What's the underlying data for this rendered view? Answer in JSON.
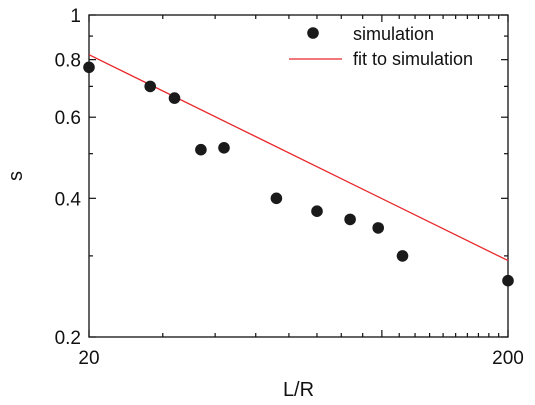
{
  "chart_data": {
    "type": "scatter",
    "xlabel": "L/R",
    "ylabel": "s",
    "x_scale": "log",
    "y_scale": "log",
    "xlim": [
      20,
      200
    ],
    "ylim": [
      0.2,
      1
    ],
    "x_ticks": [
      {
        "value": 20,
        "label": "20"
      },
      {
        "value": 200,
        "label": "200"
      }
    ],
    "y_ticks": [
      {
        "value": 0.2,
        "label": "0.2"
      },
      {
        "value": 0.4,
        "label": "0.4"
      },
      {
        "value": 0.6,
        "label": "0.6"
      },
      {
        "value": 0.8,
        "label": "0.8"
      },
      {
        "value": 1,
        "label": "1"
      }
    ],
    "grid": false,
    "legend_position": "top-right",
    "series": [
      {
        "name": "simulation",
        "kind": "points",
        "color": "#1a1a1a",
        "points": [
          {
            "x": 20,
            "y": 0.77
          },
          {
            "x": 28,
            "y": 0.7
          },
          {
            "x": 32,
            "y": 0.66
          },
          {
            "x": 37,
            "y": 0.51
          },
          {
            "x": 42,
            "y": 0.515
          },
          {
            "x": 56,
            "y": 0.4
          },
          {
            "x": 70,
            "y": 0.375
          },
          {
            "x": 84,
            "y": 0.36
          },
          {
            "x": 98,
            "y": 0.345
          },
          {
            "x": 112,
            "y": 0.3
          },
          {
            "x": 200,
            "y": 0.265
          }
        ]
      },
      {
        "name": "fit to simulation",
        "kind": "line",
        "color": "#e8272b",
        "points": [
          {
            "x": 20,
            "y": 0.82
          },
          {
            "x": 200,
            "y": 0.293
          }
        ]
      }
    ]
  }
}
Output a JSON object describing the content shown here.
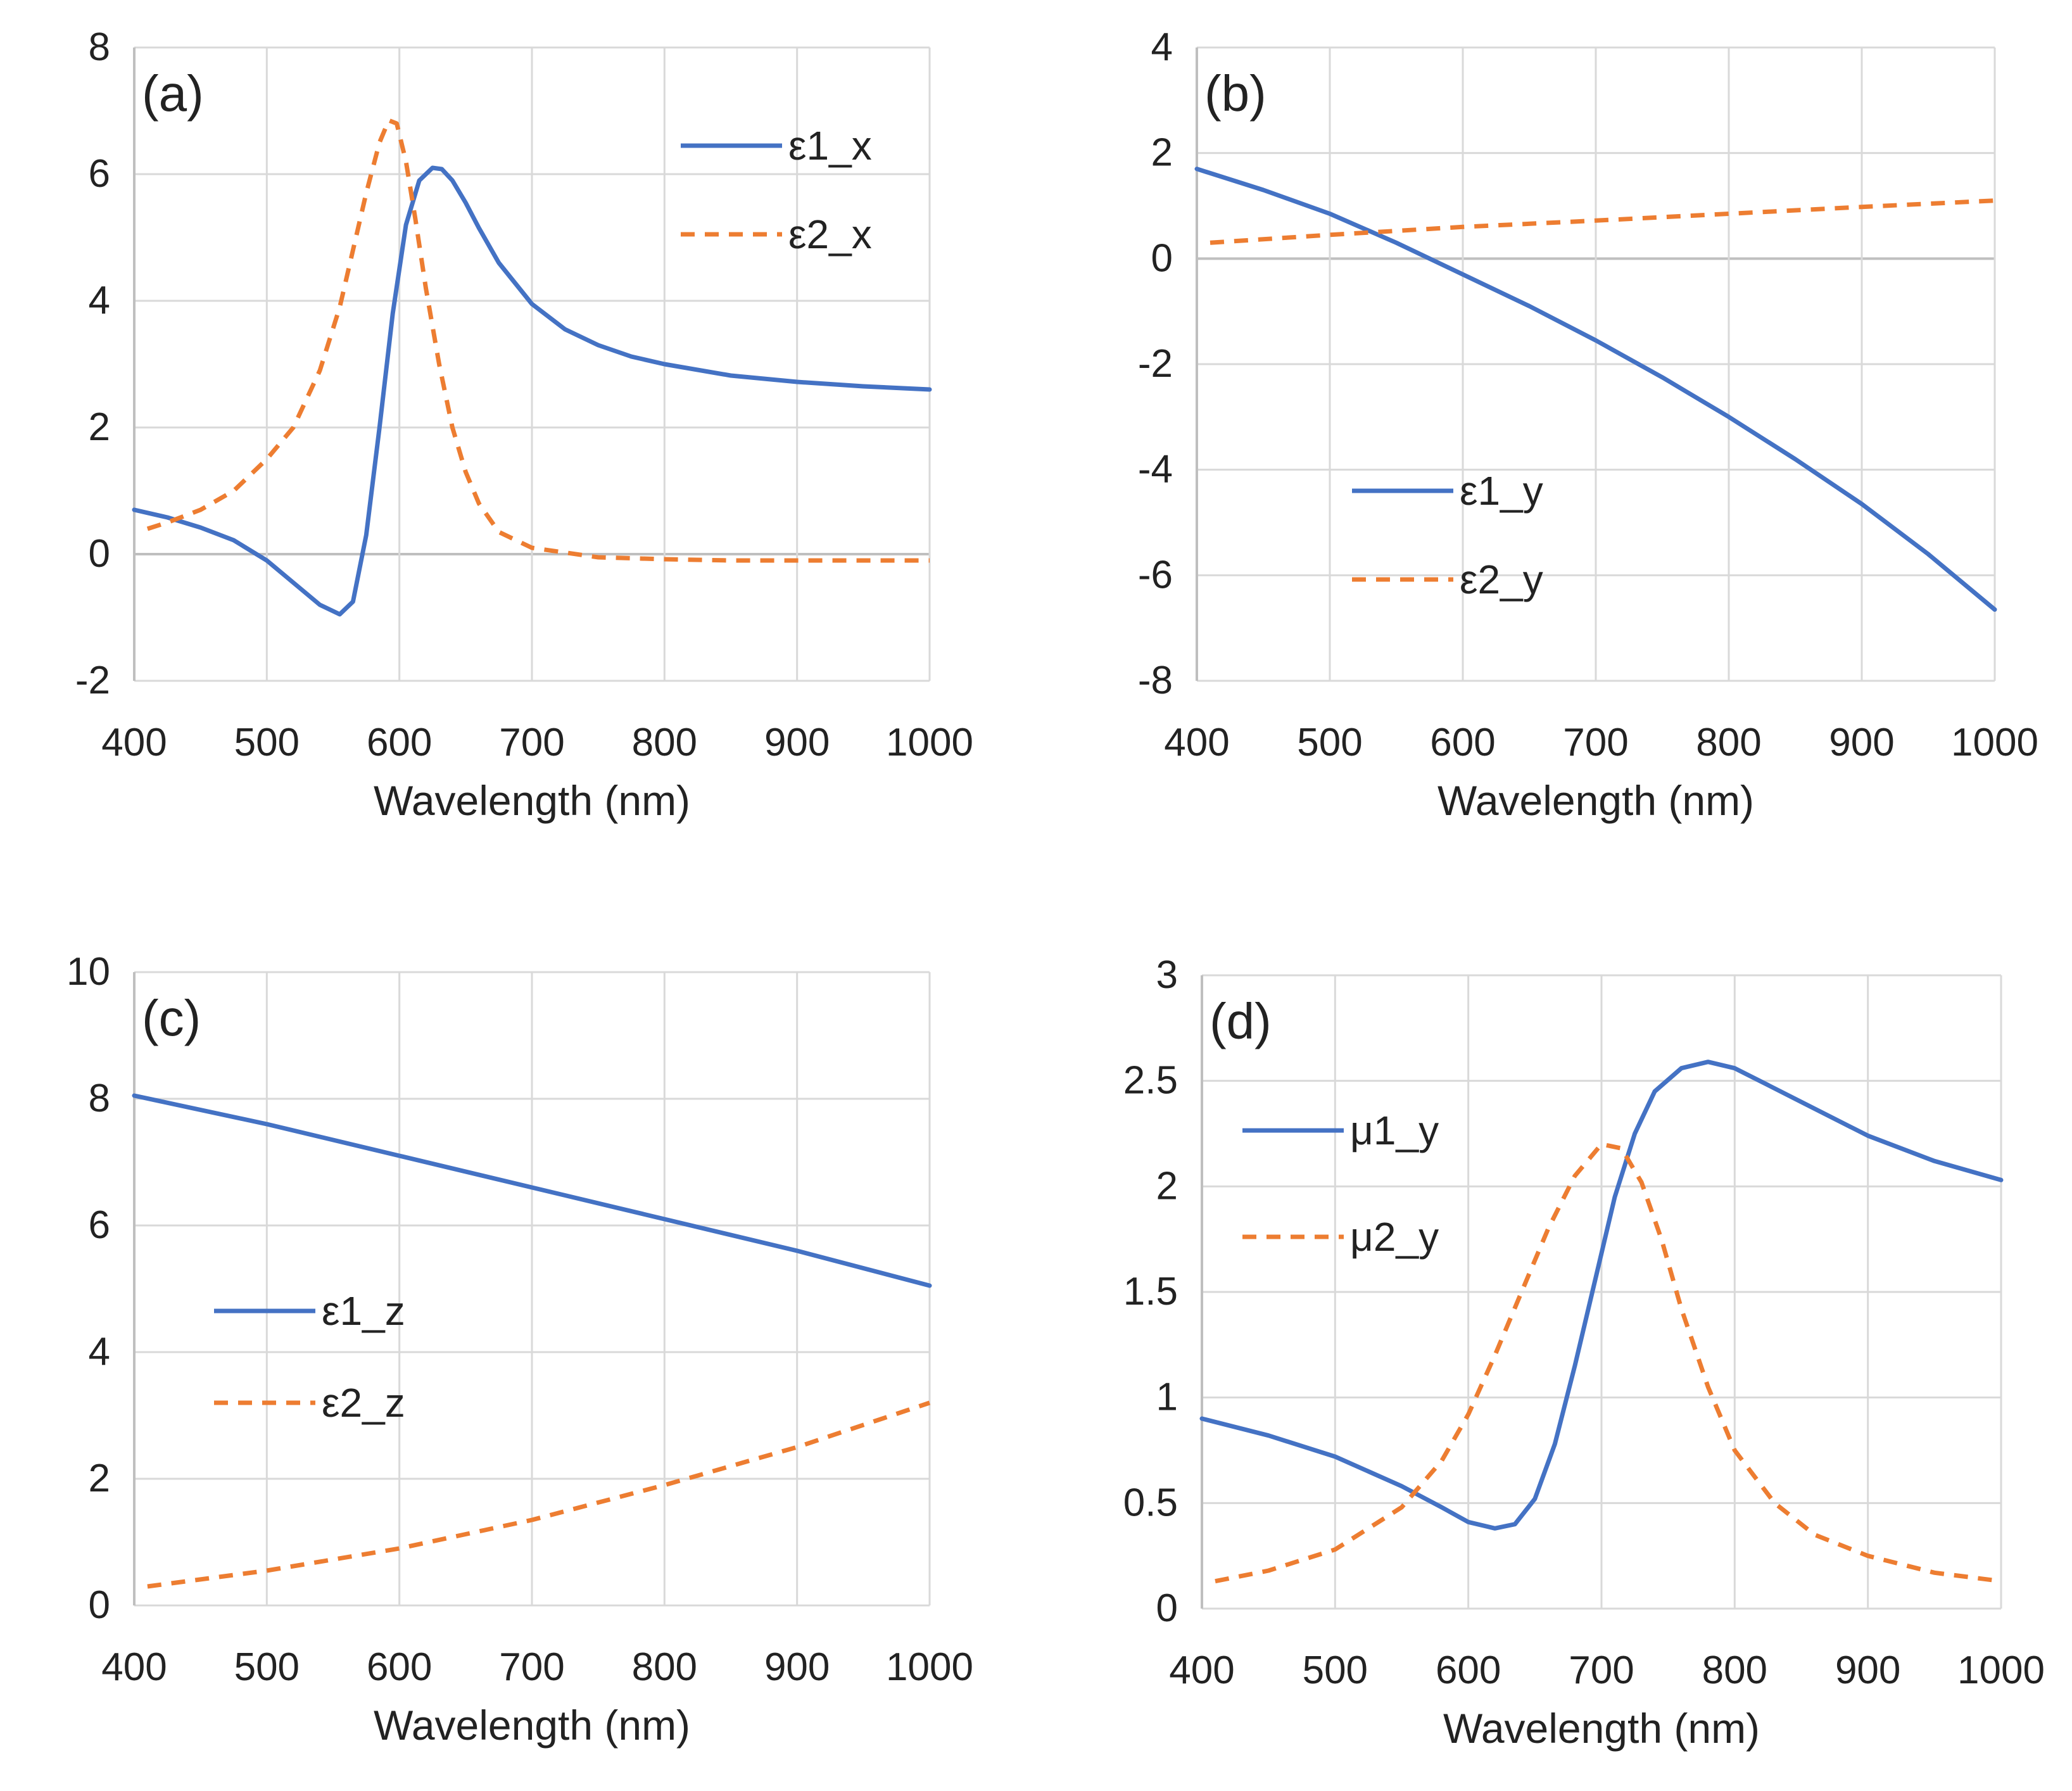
{
  "colors": {
    "series1": "#4472C4",
    "series2": "#ED7D31",
    "grid": "#D9D9D9",
    "text": "#222222"
  },
  "chart_data": [
    {
      "id": "a",
      "type": "line",
      "panel_label": "(a)",
      "xlabel": "Wavelength (nm)",
      "ylabel": "",
      "xlim": [
        400,
        1000
      ],
      "ylim": [
        -2,
        8
      ],
      "xticks": [
        400,
        500,
        600,
        700,
        800,
        900,
        1000
      ],
      "yticks": [
        -2,
        0,
        2,
        4,
        6,
        8
      ],
      "grid": true,
      "legend_position": "top-right",
      "series": [
        {
          "name": "ε1_x",
          "style": "solid",
          "x": [
            400,
            425,
            450,
            475,
            500,
            520,
            540,
            555,
            565,
            575,
            585,
            595,
            605,
            615,
            625,
            632,
            640,
            650,
            660,
            675,
            700,
            725,
            750,
            775,
            800,
            850,
            900,
            950,
            1000
          ],
          "y": [
            0.7,
            0.58,
            0.42,
            0.22,
            -0.1,
            -0.45,
            -0.8,
            -0.95,
            -0.75,
            0.3,
            2.0,
            3.8,
            5.2,
            5.9,
            6.1,
            6.08,
            5.9,
            5.55,
            5.15,
            4.6,
            3.95,
            3.55,
            3.3,
            3.12,
            3.0,
            2.82,
            2.72,
            2.65,
            2.6
          ]
        },
        {
          "name": "ε2_x",
          "style": "dashed",
          "x": [
            410,
            425,
            450,
            475,
            500,
            520,
            540,
            555,
            565,
            575,
            585,
            592,
            598,
            605,
            612,
            620,
            630,
            640,
            650,
            660,
            675,
            700,
            750,
            800,
            850,
            900,
            1000
          ],
          "y": [
            0.4,
            0.5,
            0.7,
            1.0,
            1.5,
            2.0,
            2.9,
            3.9,
            4.8,
            5.7,
            6.5,
            6.85,
            6.8,
            6.2,
            5.3,
            4.2,
            3.0,
            2.0,
            1.3,
            0.8,
            0.35,
            0.1,
            -0.05,
            -0.08,
            -0.1,
            -0.1,
            -0.1
          ]
        }
      ]
    },
    {
      "id": "b",
      "type": "line",
      "panel_label": "(b)",
      "xlabel": "Wavelength (nm)",
      "ylabel": "",
      "xlim": [
        400,
        1000
      ],
      "ylim": [
        -8,
        4
      ],
      "xticks": [
        400,
        500,
        600,
        700,
        800,
        900,
        1000
      ],
      "yticks": [
        -8,
        -6,
        -4,
        -2,
        0,
        2,
        4
      ],
      "grid": true,
      "legend_position": "center-left",
      "series": [
        {
          "name": "ε1_y",
          "style": "solid",
          "x": [
            400,
            450,
            500,
            550,
            600,
            650,
            700,
            750,
            800,
            850,
            900,
            950,
            1000
          ],
          "y": [
            1.7,
            1.3,
            0.85,
            0.3,
            -0.3,
            -0.9,
            -1.55,
            -2.25,
            -3.0,
            -3.8,
            -4.65,
            -5.6,
            -6.65
          ]
        },
        {
          "name": "ε2_y",
          "style": "dashed",
          "x": [
            410,
            500,
            600,
            700,
            800,
            900,
            1000
          ],
          "y": [
            0.3,
            0.45,
            0.6,
            0.72,
            0.85,
            0.98,
            1.1
          ]
        }
      ]
    },
    {
      "id": "c",
      "type": "line",
      "panel_label": "(c)",
      "xlabel": "Wavelength (nm)",
      "ylabel": "",
      "xlim": [
        400,
        1000
      ],
      "ylim": [
        0,
        10
      ],
      "xticks": [
        400,
        500,
        600,
        700,
        800,
        900,
        1000
      ],
      "yticks": [
        0,
        2,
        4,
        6,
        8,
        10
      ],
      "grid": true,
      "legend_position": "center-left",
      "series": [
        {
          "name": "ε1_z",
          "style": "solid",
          "x": [
            400,
            500,
            600,
            700,
            800,
            900,
            1000
          ],
          "y": [
            8.05,
            7.6,
            7.1,
            6.6,
            6.1,
            5.6,
            5.05
          ]
        },
        {
          "name": "ε2_z",
          "style": "dashed",
          "x": [
            410,
            500,
            600,
            700,
            800,
            900,
            1000
          ],
          "y": [
            0.3,
            0.55,
            0.9,
            1.35,
            1.9,
            2.5,
            3.2
          ]
        }
      ]
    },
    {
      "id": "d",
      "type": "line",
      "panel_label": "(d)",
      "xlabel": "Wavelength (nm)",
      "ylabel": "",
      "xlim": [
        400,
        1000
      ],
      "ylim": [
        0,
        3
      ],
      "xticks": [
        400,
        500,
        600,
        700,
        800,
        900,
        1000
      ],
      "yticks": [
        0,
        0.5,
        1,
        1.5,
        2,
        2.5,
        3
      ],
      "grid": true,
      "legend_position": "top-left",
      "series": [
        {
          "name": "μ1_y",
          "style": "solid",
          "x": [
            400,
            450,
            500,
            550,
            580,
            600,
            620,
            635,
            650,
            665,
            680,
            695,
            710,
            725,
            740,
            760,
            780,
            800,
            825,
            850,
            900,
            950,
            1000
          ],
          "y": [
            0.9,
            0.82,
            0.72,
            0.58,
            0.48,
            0.41,
            0.38,
            0.4,
            0.52,
            0.78,
            1.15,
            1.55,
            1.95,
            2.25,
            2.45,
            2.56,
            2.59,
            2.56,
            2.48,
            2.4,
            2.24,
            2.12,
            2.03
          ]
        },
        {
          "name": "μ2_y",
          "style": "dashed",
          "x": [
            410,
            450,
            500,
            550,
            580,
            600,
            620,
            640,
            660,
            680,
            700,
            715,
            730,
            745,
            760,
            780,
            800,
            830,
            860,
            900,
            950,
            1000
          ],
          "y": [
            0.13,
            0.18,
            0.28,
            0.48,
            0.7,
            0.92,
            1.2,
            1.5,
            1.8,
            2.05,
            2.2,
            2.18,
            2.02,
            1.75,
            1.42,
            1.05,
            0.75,
            0.5,
            0.35,
            0.25,
            0.17,
            0.13
          ]
        }
      ]
    }
  ]
}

::::

● Brief
Print the listing above in full, exactly as written. Omit any pictures.

● Full solution
What's the underlying data for this rendered view? Answer in JSON.
{
  "chart_data": {
    "type": "scatter",
    "xlabel": "L/R",
    "ylabel": "s",
    "x_scale": "log",
    "y_scale": "log",
    "xlim": [
      20,
      200
    ],
    "ylim": [
      0.2,
      1
    ],
    "x_ticks": [
      {
        "value": 20,
        "label": "20"
      },
      {
        "value": 200,
        "label": "200"
      }
    ],
    "y_ticks": [
      {
        "value": 0.2,
        "label": "0.2"
      },
      {
        "value": 0.4,
        "label": "0.4"
      },
      {
        "value": 0.6,
        "label": "0.6"
      },
      {
        "value": 0.8,
        "label": "0.8"
      },
      {
        "value": 1,
        "label": "1"
      }
    ],
    "grid": false,
    "legend_position": "top-right",
    "series": [
      {
        "name": "simulation",
        "kind": "points",
        "color": "#1a1a1a",
        "points": [
          {
            "x": 20,
            "y": 0.77
          },
          {
            "x": 28,
            "y": 0.7
          },
          {
            "x": 32,
            "y": 0.66
          },
          {
            "x": 37,
            "y": 0.51
          },
          {
            "x": 42,
            "y": 0.515
          },
          {
            "x": 56,
            "y": 0.4
          },
          {
            "x": 70,
            "y": 0.375
          },
          {
            "x": 84,
            "y": 0.36
          },
          {
            "x": 98,
            "y": 0.345
          },
          {
            "x": 112,
            "y": 0.3
          },
          {
            "x": 200,
            "y": 0.265
          }
        ]
      },
      {
        "name": "fit to simulation",
        "kind": "line",
        "color": "#e8272b",
        "points": [
          {
            "x": 20,
            "y": 0.82
          },
          {
            "x": 200,
            "y": 0.293
          }
        ]
      }
    ]
  }
}
Output a JSON object describing the content shown here.
{
  "colors": {
    "series1": "#4472C4",
    "series2": "#ED7D31",
    "grid": "#D9D9D9",
    "text": "#222222"
  },
  "chart_data": [
    {
      "id": "a",
      "type": "line",
      "panel_label": "(a)",
      "xlabel": "Wavelength (nm)",
      "ylabel": "",
      "xlim": [
        400,
        1000
      ],
      "ylim": [
        -2,
        8
      ],
      "xticks": [
        400,
        500,
        600,
        700,
        800,
        900,
        1000
      ],
      "yticks": [
        -2,
        0,
        2,
        4,
        6,
        8
      ],
      "grid": true,
      "legend_position": "top-right",
      "series": [
        {
          "name": "ε1_x",
          "style": "solid",
          "x": [
            400,
            425,
            450,
            475,
            500,
            520,
            540,
            555,
            565,
            575,
            585,
            595,
            605,
            615,
            625,
            632,
            640,
            650,
            660,
            675,
            700,
            725,
            750,
            775,
            800,
            850,
            900,
            950,
            1000
          ],
          "y": [
            0.7,
            0.58,
            0.42,
            0.22,
            -0.1,
            -0.45,
            -0.8,
            -0.95,
            -0.75,
            0.3,
            2.0,
            3.8,
            5.2,
            5.9,
            6.1,
            6.08,
            5.9,
            5.55,
            5.15,
            4.6,
            3.95,
            3.55,
            3.3,
            3.12,
            3.0,
            2.82,
            2.72,
            2.65,
            2.6
          ]
        },
        {
          "name": "ε2_x",
          "style": "dashed",
          "x": [
            410,
            425,
            450,
            475,
            500,
            520,
            540,
            555,
            565,
            575,
            585,
            592,
            598,
            605,
            612,
            620,
            630,
            640,
            650,
            660,
            675,
            700,
            750,
            800,
            850,
            900,
            1000
          ],
          "y": [
            0.4,
            0.5,
            0.7,
            1.0,
            1.5,
            2.0,
            2.9,
            3.9,
            4.8,
            5.7,
            6.5,
            6.85,
            6.8,
            6.2,
            5.3,
            4.2,
            3.0,
            2.0,
            1.3,
            0.8,
            0.35,
            0.1,
            -0.05,
            -0.08,
            -0.1,
            -0.1,
            -0.1
          ]
        }
      ]
    },
    {
      "id": "b",
      "type": "line",
      "panel_label": "(b)",
      "xlabel": "Wavelength (nm)",
      "ylabel": "",
      "xlim": [
        400,
        1000
      ],
      "ylim": [
        -8,
        4
      ],
      "xticks": [
        400,
        500,
        600,
        700,
        800,
        900,
        1000
      ],
      "yticks": [
        -8,
        -6,
        -4,
        -2,
        0,
        2,
        4
      ],
      "grid": true,
      "legend_position": "center-left",
      "series": [
        {
          "name": "ε1_y",
          "style": "solid",
          "x": [
            400,
            450,
            500,
            550,
            600,
            650,
            700,
            750,
            800,
            850,
            900,
            950,
            1000
          ],
          "y": [
            1.7,
            1.3,
            0.85,
            0.3,
            -0.3,
            -0.9,
            -1.55,
            -2.25,
            -3.0,
            -3.8,
            -4.65,
            -5.6,
            -6.65
          ]
        },
        {
          "name": "ε2_y",
          "style": "dashed",
          "x": [
            410,
            500,
            600,
            700,
            800,
            900,
            1000
          ],
          "y": [
            0.3,
            0.45,
            0.6,
            0.72,
            0.85,
            0.98,
            1.1
          ]
        }
      ]
    },
    {
      "id": "c",
      "type": "line",
      "panel_label": "(c)",
      "xlabel": "Wavelength (nm)",
      "ylabel": "",
      "xlim": [
        400,
        1000
      ],
      "ylim": [
        0,
        10
      ],
      "xticks": [
        400,
        500,
        600,
        700,
        800,
        900,
        1000
      ],
      "yticks": [
        0,
        2,
        4,
        6,
        8,
        10
      ],
      "grid": true,
      "legend_position": "center-left",
      "series": [
        {
          "name": "ε1_z",
          "style": "solid",
          "x": [
            400,
            500,
            600,
            700,
            800,
            900,
            1000
          ],
          "y": [
            8.05,
            7.6,
            7.1,
            6.6,
            6.1,
            5.6,
            5.05
          ]
        },
        {
          "name": "ε2_z",
          "style": "dashed",
          "x": [
            410,
            500,
            600,
            700,
            800,
            900,
            1000
          ],
          "y": [
            0.3,
            0.55,
            0.9,
            1.35,
            1.9,
            2.5,
            3.2
          ]
        }
      ]
    },
    {
      "id": "d",
      "type": "line",
      "panel_label": "(d)",
      "xlabel": "Wavelength (nm)",
      "ylabel": "",
      "xlim": [
        400,
        1000
      ],
      "ylim": [
        0,
        3
      ],
      "xticks": [
        400,
        500,
        600,
        700,
        800,
        900,
        1000
      ],
      "yticks": [
        0,
        0.5,
        1,
        1.5,
        2,
        2.5,
        3
      ],
      "grid": true,
      "legend_position": "top-left",
      "series": [
        {
          "name": "μ1_y",
          "style": "solid",
          "x": [
            400,
            450,
            500,
            550,
            580,
            600,
            620,
            635,
            650,
            665,
            680,
            695,
            710,
            725,
            740,
            760,
            780,
            800,
            825,
            850,
            900,
            950,
            1000
          ],
          "y": [
            0.9,
            0.82,
            0.72,
            0.58,
            0.48,
            0.41,
            0.38,
            0.4,
            0.52,
            0.78,
            1.15,
            1.55,
            1.95,
            2.25,
            2.45,
            2.56,
            2.59,
            2.56,
            2.48,
            2.4,
            2.24,
            2.12,
            2.03
          ]
        },
        {
          "name": "μ2_y",
          "style": "dashed",
          "x": [
            410,
            450,
            500,
            550,
            580,
            600,
            620,
            640,
            660,
            680,
            700,
            715,
            730,
            745,
            760,
            780,
            800,
            830,
            860,
            900,
            950,
            1000
          ],
          "y": [
            0.13,
            0.18,
            0.28,
            0.48,
            0.7,
            0.92,
            1.2,
            1.5,
            1.8,
            2.05,
            2.2,
            2.18,
            2.02,
            1.75,
            1.42,
            1.05,
            0.75,
            0.5,
            0.35,
            0.25,
            0.17,
            0.13
          ]
        }
      ]
    }
  ]
}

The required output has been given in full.